**REQUEST:**
Give nothing except the number of lines containing the word "JSON".

# START OF DATA TO USE

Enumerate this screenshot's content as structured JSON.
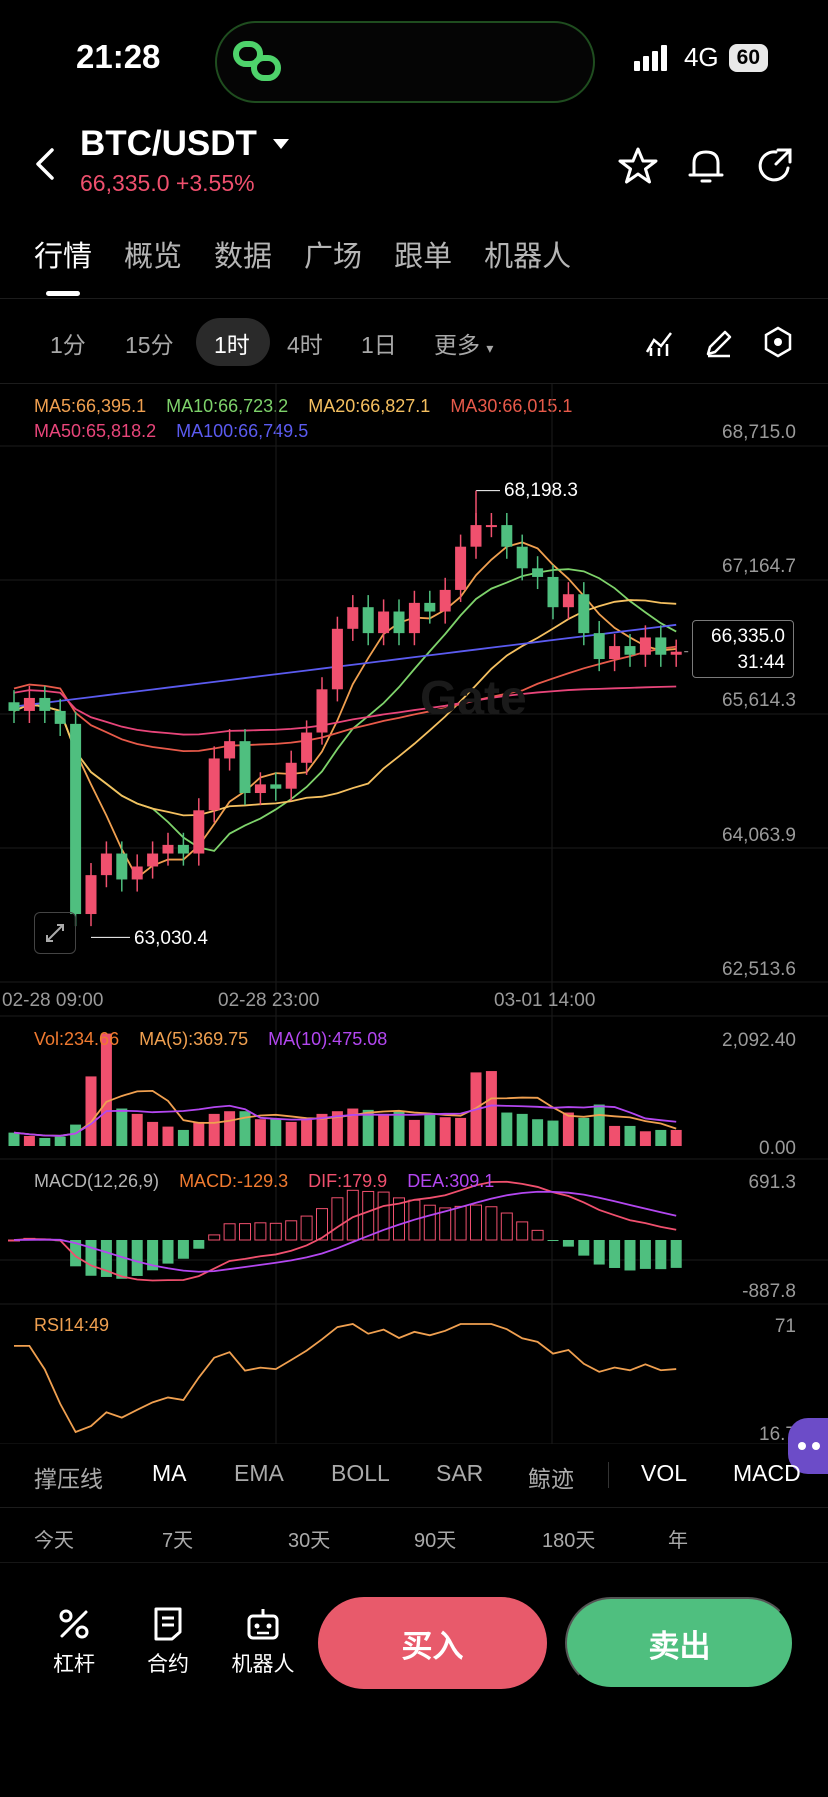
{
  "status": {
    "time": "21:28",
    "network": "4G",
    "battery": "60"
  },
  "header": {
    "pair": "BTC/USDT",
    "last_price": "66,335.0",
    "change": "+3.55%"
  },
  "tabs": [
    "行情",
    "概览",
    "数据",
    "广场",
    "跟单",
    "机器人"
  ],
  "timeframes": [
    "1分",
    "15分",
    "1时",
    "4时",
    "1日",
    "更多"
  ],
  "ma_legend": {
    "ma5": "MA5:66,395.1",
    "ma10": "MA10:66,723.2",
    "ma20": "MA20:66,827.1",
    "ma30": "MA30:66,015.1",
    "ma50": "MA50:65,818.2",
    "ma100": "MA100:66,749.5"
  },
  "colors": {
    "up": "#f0506e",
    "down": "#4fbf7f",
    "ma5": "#f0a050",
    "ma10": "#7ed36b",
    "ma20": "#f5c060",
    "ma30": "#e85a4a",
    "ma50": "#e8457a",
    "ma100": "#5b5bf0",
    "macd": "#f07a30",
    "dif": "#f0506e",
    "dea": "#b347f0",
    "rsi": "#f0a050"
  },
  "price_axis": [
    "68,715.0",
    "67,164.7",
    "65,614.3",
    "64,063.9",
    "62,513.6"
  ],
  "annotations": {
    "high": "68,198.3",
    "low": "63,030.4"
  },
  "current": {
    "price": "66,335.0",
    "countdown": "31:44"
  },
  "time_axis": [
    "02-28 09:00",
    "02-28 23:00",
    "03-01 14:00"
  ],
  "volume": {
    "vol": "Vol:234.66",
    "ma5": "MA(5):369.75",
    "ma10": "MA(10):475.08",
    "max": "2,092.40",
    "min": "0.00"
  },
  "macd": {
    "params": "MACD(12,26,9)",
    "macd": "MACD:-129.3",
    "dif": "DIF:179.9",
    "dea": "DEA:309.1",
    "max": "691.3",
    "min": "-887.8"
  },
  "rsi": {
    "label": "RSI14:49",
    "max": "71",
    "min": "16.7"
  },
  "indicator_tabs": [
    "撑压线",
    "MA",
    "EMA",
    "BOLL",
    "SAR",
    "鲸迹",
    "VOL",
    "MACD"
  ],
  "periods": [
    "今天",
    "7天",
    "30天",
    "90天",
    "180天",
    "年"
  ],
  "nav": [
    {
      "label": "杠杆",
      "icon": "percent-icon"
    },
    {
      "label": "合约",
      "icon": "contract-icon"
    },
    {
      "label": "机器人",
      "icon": "robot-icon"
    }
  ],
  "actions": {
    "buy": "买入",
    "sell": "卖出"
  },
  "chart_data": {
    "type": "candlestick",
    "opens": [
      65750,
      65650,
      65800,
      65650,
      65500,
      63300,
      63750,
      64000,
      63700,
      63850,
      64000,
      64100,
      64000,
      64500,
      65100,
      65300,
      64700,
      64800,
      64750,
      65050,
      65400,
      65900,
      66600,
      66850,
      66550,
      66800,
      66550,
      66900,
      66800,
      67050,
      67550,
      67800,
      67800,
      67550,
      67300,
      67200,
      66850,
      67000,
      66550,
      66250,
      66400,
      66300,
      66500,
      66300
    ],
    "closes": [
      65650,
      65800,
      65650,
      65500,
      63300,
      63750,
      64000,
      63700,
      63850,
      64000,
      64100,
      64000,
      64500,
      65100,
      65300,
      64700,
      64800,
      64750,
      65050,
      65400,
      65900,
      66600,
      66850,
      66550,
      66800,
      66550,
      66900,
      66800,
      67050,
      67550,
      67800,
      67800,
      67550,
      67300,
      67200,
      66850,
      67000,
      66550,
      66250,
      66400,
      66300,
      66500,
      66300,
      66335
    ],
    "volumes": [
      200,
      150,
      120,
      140,
      320,
      1040,
      1680,
      560,
      480,
      360,
      290,
      240,
      360,
      480,
      520,
      520,
      400,
      410,
      360,
      390,
      480,
      520,
      560,
      540,
      480,
      530,
      390,
      490,
      430,
      420,
      1100,
      1120,
      500,
      480,
      400,
      380,
      500,
      420,
      620,
      300,
      300,
      220,
      240,
      240
    ],
    "ylim": [
      62513.6,
      68715.0
    ]
  }
}
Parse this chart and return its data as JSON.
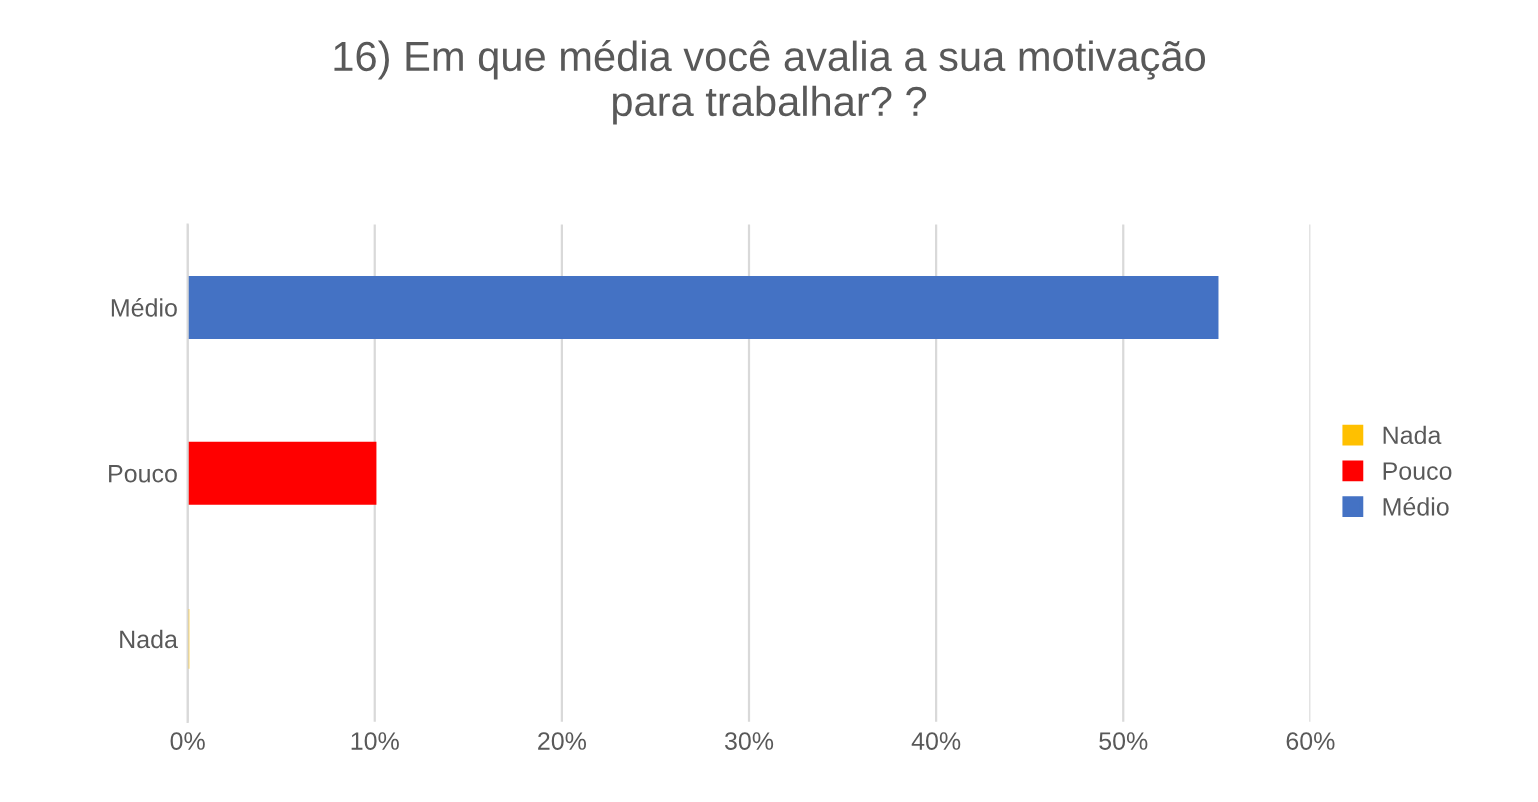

# END OF DATA TO USE

**WRITTEN REPLY:**
2